**WHAT YOU HAVE TO DO**
Copy out all the entries exactly.

**LISTED ENTRIES**
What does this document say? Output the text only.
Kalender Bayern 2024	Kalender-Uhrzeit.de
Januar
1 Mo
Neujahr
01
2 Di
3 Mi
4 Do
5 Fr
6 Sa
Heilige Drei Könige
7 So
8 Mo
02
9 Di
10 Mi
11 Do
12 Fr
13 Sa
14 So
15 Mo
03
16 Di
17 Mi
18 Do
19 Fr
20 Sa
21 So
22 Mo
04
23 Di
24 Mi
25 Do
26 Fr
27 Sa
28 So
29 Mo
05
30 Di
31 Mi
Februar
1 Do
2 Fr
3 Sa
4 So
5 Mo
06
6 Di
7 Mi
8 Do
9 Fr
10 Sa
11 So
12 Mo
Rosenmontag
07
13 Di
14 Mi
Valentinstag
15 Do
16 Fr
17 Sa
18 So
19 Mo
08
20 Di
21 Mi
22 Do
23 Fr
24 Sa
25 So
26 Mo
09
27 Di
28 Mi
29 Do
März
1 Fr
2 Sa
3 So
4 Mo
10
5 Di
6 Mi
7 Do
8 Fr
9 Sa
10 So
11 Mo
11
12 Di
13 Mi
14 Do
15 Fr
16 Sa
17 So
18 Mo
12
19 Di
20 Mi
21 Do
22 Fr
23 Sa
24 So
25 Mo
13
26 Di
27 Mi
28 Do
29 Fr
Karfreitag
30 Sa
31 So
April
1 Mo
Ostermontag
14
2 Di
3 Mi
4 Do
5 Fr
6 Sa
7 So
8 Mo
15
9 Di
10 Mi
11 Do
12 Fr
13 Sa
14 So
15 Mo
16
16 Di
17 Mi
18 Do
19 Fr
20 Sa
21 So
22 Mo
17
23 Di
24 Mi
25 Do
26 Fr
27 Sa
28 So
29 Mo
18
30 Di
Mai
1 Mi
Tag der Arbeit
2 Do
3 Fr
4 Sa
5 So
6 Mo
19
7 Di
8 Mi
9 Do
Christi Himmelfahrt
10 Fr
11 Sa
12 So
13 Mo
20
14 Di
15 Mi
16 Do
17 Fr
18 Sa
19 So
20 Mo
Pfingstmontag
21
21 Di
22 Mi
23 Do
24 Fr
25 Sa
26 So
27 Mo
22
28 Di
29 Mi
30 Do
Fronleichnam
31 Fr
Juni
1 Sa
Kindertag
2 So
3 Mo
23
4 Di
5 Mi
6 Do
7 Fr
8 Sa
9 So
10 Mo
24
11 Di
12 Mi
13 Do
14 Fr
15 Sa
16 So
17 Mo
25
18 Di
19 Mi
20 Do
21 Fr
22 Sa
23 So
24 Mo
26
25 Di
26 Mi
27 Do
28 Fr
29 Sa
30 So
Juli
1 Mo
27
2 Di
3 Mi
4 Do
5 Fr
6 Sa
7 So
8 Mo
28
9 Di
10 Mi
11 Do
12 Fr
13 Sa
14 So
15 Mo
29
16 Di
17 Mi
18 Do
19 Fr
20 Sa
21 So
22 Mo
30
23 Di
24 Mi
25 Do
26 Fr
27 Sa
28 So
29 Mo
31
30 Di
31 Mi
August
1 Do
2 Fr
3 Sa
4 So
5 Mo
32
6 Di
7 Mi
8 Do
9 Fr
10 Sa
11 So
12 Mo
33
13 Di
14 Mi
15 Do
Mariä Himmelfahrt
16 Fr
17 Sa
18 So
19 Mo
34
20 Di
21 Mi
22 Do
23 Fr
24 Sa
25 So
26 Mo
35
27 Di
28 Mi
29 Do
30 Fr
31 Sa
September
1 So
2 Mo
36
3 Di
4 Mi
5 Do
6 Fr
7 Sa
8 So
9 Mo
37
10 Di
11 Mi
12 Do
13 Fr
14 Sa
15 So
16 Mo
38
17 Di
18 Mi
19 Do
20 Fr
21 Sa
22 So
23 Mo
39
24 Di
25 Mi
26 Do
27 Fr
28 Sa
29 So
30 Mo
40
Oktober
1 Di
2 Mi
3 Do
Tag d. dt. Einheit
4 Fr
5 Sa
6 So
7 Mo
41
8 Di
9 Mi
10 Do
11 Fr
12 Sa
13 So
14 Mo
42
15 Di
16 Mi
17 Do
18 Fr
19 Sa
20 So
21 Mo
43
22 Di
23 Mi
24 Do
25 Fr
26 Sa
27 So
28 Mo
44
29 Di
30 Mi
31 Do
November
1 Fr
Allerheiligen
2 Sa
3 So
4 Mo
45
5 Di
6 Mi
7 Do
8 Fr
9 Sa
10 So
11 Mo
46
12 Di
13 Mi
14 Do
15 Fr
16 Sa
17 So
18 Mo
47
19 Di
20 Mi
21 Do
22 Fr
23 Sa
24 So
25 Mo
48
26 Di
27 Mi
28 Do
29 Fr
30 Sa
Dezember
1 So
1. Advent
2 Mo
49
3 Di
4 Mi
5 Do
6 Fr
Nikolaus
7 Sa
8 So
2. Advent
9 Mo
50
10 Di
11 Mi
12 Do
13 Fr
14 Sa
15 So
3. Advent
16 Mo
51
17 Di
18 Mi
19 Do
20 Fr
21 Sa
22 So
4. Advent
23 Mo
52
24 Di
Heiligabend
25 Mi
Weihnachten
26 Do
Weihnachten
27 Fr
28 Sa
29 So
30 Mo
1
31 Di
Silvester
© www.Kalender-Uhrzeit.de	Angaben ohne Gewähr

**WRITTEN ANSWER**
What does this document say? Output the text only.
Kalender Bayern 2024	Kalender-Uhrzeit.de
Januar
1 Mo
Neujahr
01
2 Di
3 Mi
4 Do
5 Fr
6 Sa
Heilige Drei Könige
7 So
8 Mo
02
9 Di
10 Mi
11 Do
12 Fr
13 Sa
14 So
15 Mo
03
16 Di
17 Mi
18 Do
19 Fr
20 Sa
21 So
22 Mo
04
23 Di
24 Mi
25 Do
26 Fr
27 Sa
28 So
29 Mo
05
30 Di
31 Mi
Februar
1 Do
2 Fr
3 Sa
4 So
5 Mo
06
6 Di
7 Mi
8 Do
9 Fr
10 Sa
11 So
12 Mo
Rosenmontag
07
13 Di
14 Mi
Valentinstag
15 Do
16 Fr
17 Sa
18 So
19 Mo
08
20 Di
21 Mi
22 Do
23 Fr
24 Sa
25 So
26 Mo
09
27 Di
28 Mi
29 Do
März
1 Fr
2 Sa
3 So
4 Mo
10
5 Di
6 Mi
7 Do
8 Fr
9 Sa
10 So
11 Mo
11
12 Di
13 Mi
14 Do
15 Fr
16 Sa
17 So
18 Mo
12
19 Di
20 Mi
21 Do
22 Fr
23 Sa
24 So
25 Mo
13
26 Di
27 Mi
28 Do
29 Fr
Karfreitag
30 Sa
31 So
April
1 Mo
Ostermontag
14
2 Di
3 Mi
4 Do
5 Fr
6 Sa
7 So
8 Mo
15
9 Di
10 Mi
11 Do
12 Fr
13 Sa
14 So
15 Mo
16
16 Di
17 Mi
18 Do
19 Fr
20 Sa
21 So
22 Mo
17
23 Di
24 Mi
25 Do
26 Fr
27 Sa
28 So
29 Mo
18
30 Di
Mai
1 Mi
Tag der Arbeit
2 Do
3 Fr
4 Sa
5 So
6 Mo
19
7 Di
8 Mi
9 Do
Christi Himmelfahrt
10 Fr
11 Sa
12 So
13 Mo
20
14 Di
15 Mi
16 Do
17 Fr
18 Sa
19 So
20 Mo
Pfingstmontag
21
21 Di
22 Mi
23 Do
24 Fr
25 Sa
26 So
27 Mo
22
28 Di
29 Mi
30 Do
Fronleichnam
31 Fr
Juni
1 Sa
Kindertag
2 So
3 Mo
23
4 Di
5 Mi
6 Do
7 Fr
8 Sa
9 So
10 Mo
24
11 Di
12 Mi
13 Do
14 Fr
15 Sa
16 So
17 Mo
25
18 Di
19 Mi
20 Do
21 Fr
22 Sa
23 So
24 Mo
26
25 Di
26 Mi
27 Do
28 Fr
29 Sa
30 So
Juli
1 Mo
27
2 Di
3 Mi
4 Do
5 Fr
6 Sa
7 So
8 Mo
28
9 Di
10 Mi
11 Do
12 Fr
13 Sa
14 So
15 Mo
29
16 Di
17 Mi
18 Do
19 Fr
20 Sa
21 So
22 Mo
30
23 Di
24 Mi
25 Do
26 Fr
27 Sa
28 So
29 Mo
31
30 Di
31 Mi
August
1 Do
2 Fr
3 Sa
4 So
5 Mo
32
6 Di
7 Mi
8 Do
9 Fr
10 Sa
11 So
12 Mo
33
13 Di
14 Mi
15 Do
Mariä Himmelfahrt
16 Fr
17 Sa
18 So
19 Mo
34
20 Di
21 Mi
22 Do
23 Fr
24 Sa
25 So
26 Mo
35
27 Di
28 Mi
29 Do
30 Fr
31 Sa
September
1 So
2 Mo
36
3 Di
4 Mi
5 Do
6 Fr
7 Sa
8 So
9 Mo
37
10 Di
11 Mi
12 Do
13 Fr
14 Sa
15 So
16 Mo
38
17 Di
18 Mi
19 Do
20 Fr
21 Sa
22 So
23 Mo
39
24 Di
25 Mi
26 Do
27 Fr
28 Sa
29 So
30 Mo
40
Oktober
1 Di
2 Mi
3 Do
Tag d. dt. Einheit
4 Fr
5 Sa
6 So
7 Mo
41
8 Di
9 Mi
10 Do
11 Fr
12 Sa
13 So
14 Mo
42
15 Di
16 Mi
17 Do
18 Fr
19 Sa
20 So
21 Mo
43
22 Di
23 Mi
24 Do
25 Fr
26 Sa
27 So
28 Mo
44
29 Di
30 Mi
31 Do
November
1 Fr
Allerheiligen
2 Sa
3 So
4 Mo
45
5 Di
6 Mi
7 Do
8 Fr
9 Sa
10 So
11 Mo
46
12 Di
13 Mi
14 Do
15 Fr
16 Sa
17 So
18 Mo
47
19 Di
20 Mi
21 Do
22 Fr
23 Sa
24 So
25 Mo
48
26 Di
27 Mi
28 Do
29 Fr
30 Sa
Dezember
1 So
1. Advent
2 Mo
49
3 Di
4 Mi
5 Do
6 Fr
Nikolaus
7 Sa
8 So
2. Advent
9 Mo
50
10 Di
11 Mi
12 Do
13 Fr
14 Sa
15 So
3. Advent
16 Mo
51
17 Di
18 Mi
19 Do
20 Fr
21 Sa
22 So
4. Advent
23 Mo
52
24 Di
Heiligabend
25 Mi
Weihnachten
26 Do
Weihnachten
27 Fr
28 Sa
29 So
30 Mo
1
31 Di
Silvester
© www.Kalender-Uhrzeit.de	Angaben ohne Gewähr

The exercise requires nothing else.